## Material for this task
▼
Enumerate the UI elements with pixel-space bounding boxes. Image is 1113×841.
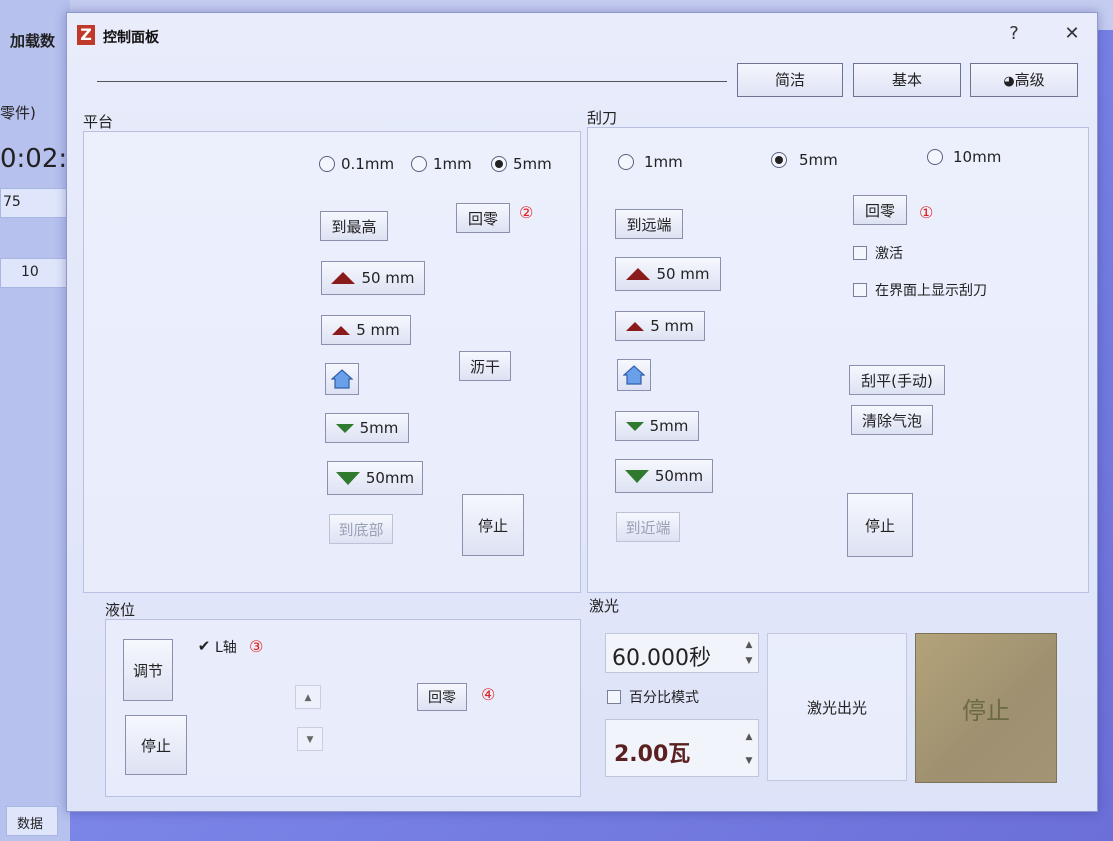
liquid-home-button[interactable]: 回零 — [417, 683, 467, 711]
percent-mode-checkbox[interactable]: 百分比模式 — [607, 687, 699, 707]
scraper-stop-button[interactable]: 停止 — [847, 493, 913, 557]
scraper-up-5-button[interactable]: 5 mm — [615, 311, 705, 341]
mode-advanced-button[interactable]: ◕高级 — [970, 63, 1078, 97]
arrow-down-icon — [335, 471, 360, 485]
scraper-step-10mm[interactable]: 10mm — [927, 148, 1001, 166]
scraper-step-5mm[interactable]: 5mm — [771, 151, 838, 169]
platform-home-button[interactable]: 回零 — [456, 203, 510, 233]
laser-duration-spinbox[interactable]: 60.000秒 ▲ ▼ — [605, 633, 759, 673]
platform-step-0-1mm[interactable]: 0.1mm — [319, 155, 394, 173]
radio-selected-icon — [491, 156, 507, 172]
platform-down-50-button[interactable]: 50mm — [327, 461, 423, 495]
platform-step-5mm[interactable]: 5mm — [491, 155, 552, 173]
l-axis-marker: ③ — [249, 637, 264, 656]
platform-drain-button[interactable]: 沥干 — [459, 351, 511, 381]
laser-emit-button[interactable]: 激光出光 — [767, 633, 907, 781]
scraper-to-near-button[interactable]: 到近端 — [616, 512, 680, 542]
scraper-down-5-button[interactable]: 5mm — [615, 411, 699, 441]
control-panel-dialog: Z 控制面板 ? ✕ 简洁 基本 ◕高级 平台 0.1mm 1mm 5mm 到最… — [66, 12, 1098, 812]
liquid-adjust-button[interactable]: 调节 — [123, 639, 173, 701]
laser-power-value: 2.00瓦 — [614, 742, 691, 767]
home-icon — [623, 365, 645, 385]
arrow-up-icon — [331, 272, 356, 284]
background-app-panel — [0, 0, 70, 841]
checkbox-icon — [853, 283, 867, 297]
background-tab-data[interactable]: 数据 — [6, 806, 58, 836]
background-toolbar-label: 加载数 — [10, 32, 56, 50]
scraper-clear-bubbles-button[interactable]: 清除气泡 — [851, 405, 933, 435]
arrow-down-icon — [625, 421, 644, 431]
l-axis-checkbox[interactable]: ✔ L轴 — [197, 637, 237, 657]
platform-down-5-button[interactable]: 5mm — [325, 413, 409, 443]
spin-up-icon[interactable]: ▲ — [742, 638, 756, 652]
radio-selected-icon — [771, 152, 787, 168]
title-bar: Z 控制面板 ? ✕ — [67, 13, 1097, 53]
platform-step-1mm[interactable]: 1mm — [411, 155, 472, 173]
scraper-home-icon-button[interactable] — [617, 359, 651, 391]
liquid-level-label: 液位 — [105, 601, 136, 619]
scraper-label: 刮刀 — [587, 109, 618, 127]
scraper-up-50-button[interactable]: 50 mm — [615, 257, 721, 291]
liquid-step-up-button[interactable]: ▲ — [295, 685, 321, 709]
checkbox-icon — [853, 246, 867, 260]
platform-label: 平台 — [83, 113, 114, 131]
app-logo-icon: Z — [77, 25, 95, 45]
laser-stop-button[interactable]: 停止 — [915, 633, 1057, 783]
arrow-up-icon — [626, 321, 645, 331]
background-field-2[interactable]: 10 — [0, 258, 70, 288]
liquid-stop-button[interactable]: 停止 — [125, 715, 187, 775]
scraper-to-far-button[interactable]: 到远端 — [615, 209, 683, 239]
scraper-step-1mm[interactable]: 1mm — [618, 153, 683, 171]
radio-icon — [411, 156, 427, 172]
liquid-step-down-button[interactable]: ▼ — [297, 727, 323, 751]
mode-simple-button[interactable]: 简洁 — [737, 63, 843, 97]
header-divider — [97, 81, 727, 82]
check-icon: ✔ — [197, 637, 211, 655]
arrow-down-icon — [335, 423, 354, 433]
arrow-up-icon — [332, 325, 351, 335]
platform-to-bottom-button[interactable]: 到底部 — [329, 514, 393, 544]
advanced-icon: ◕ — [1003, 74, 1015, 89]
laser-label: 激光 — [589, 597, 620, 615]
arrow-down-icon — [624, 469, 649, 483]
home-icon — [331, 369, 353, 389]
spin-up-icon[interactable]: ▲ — [742, 730, 756, 744]
platform-up-5-button[interactable]: 5 mm — [321, 315, 411, 345]
scraper-activate-checkbox[interactable]: 激活 — [853, 243, 903, 263]
laser-power-spinbox[interactable]: 2.00瓦 ▲ ▼ — [605, 719, 759, 777]
arrow-up-icon — [626, 268, 651, 280]
radio-icon — [618, 154, 634, 170]
checkbox-icon — [607, 690, 621, 704]
background-left-header: 零件) — [0, 104, 36, 122]
platform-up-50-button[interactable]: 50 mm — [321, 261, 425, 295]
spin-down-icon[interactable]: ▼ — [742, 754, 756, 768]
scraper-level-manual-button[interactable]: 刮平(手动) — [849, 365, 945, 395]
platform-home-icon-button[interactable] — [325, 363, 359, 395]
dialog-title: 控制面板 — [103, 30, 159, 46]
laser-duration-value: 60.000秒 — [612, 646, 711, 671]
close-button[interactable]: ✕ — [1057, 21, 1087, 47]
scraper-home-marker: ① — [919, 203, 934, 222]
platform-stop-button[interactable]: 停止 — [462, 494, 524, 556]
help-button[interactable]: ? — [999, 21, 1029, 47]
background-field-1[interactable]: 75 — [0, 188, 70, 218]
liquid-home-marker: ④ — [481, 685, 496, 704]
scraper-down-50-button[interactable]: 50mm — [615, 459, 713, 493]
platform-to-top-button[interactable]: 到最高 — [320, 211, 388, 241]
radio-icon — [319, 156, 335, 172]
platform-home-marker: ② — [519, 203, 534, 222]
spin-down-icon[interactable]: ▼ — [742, 654, 756, 668]
scraper-show-on-ui-checkbox[interactable]: 在界面上显示刮刀 — [853, 280, 987, 300]
scraper-home-button[interactable]: 回零 — [853, 195, 907, 225]
mode-basic-button[interactable]: 基本 — [853, 63, 961, 97]
radio-icon — [927, 149, 943, 165]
▲
## Task description
Pick out every line in the listing above that contains the string "label" and copy each one in full. Case counts when matching.

## Final answer
background-toolbar-label: 加载数 — [10, 32, 56, 50]
liquid-level-label: 液位 — [105, 601, 136, 619]
scraper-label: 刮刀 — [587, 109, 618, 127]
platform-label: 平台 — [83, 113, 114, 131]
laser-label: 激光 — [589, 597, 620, 615]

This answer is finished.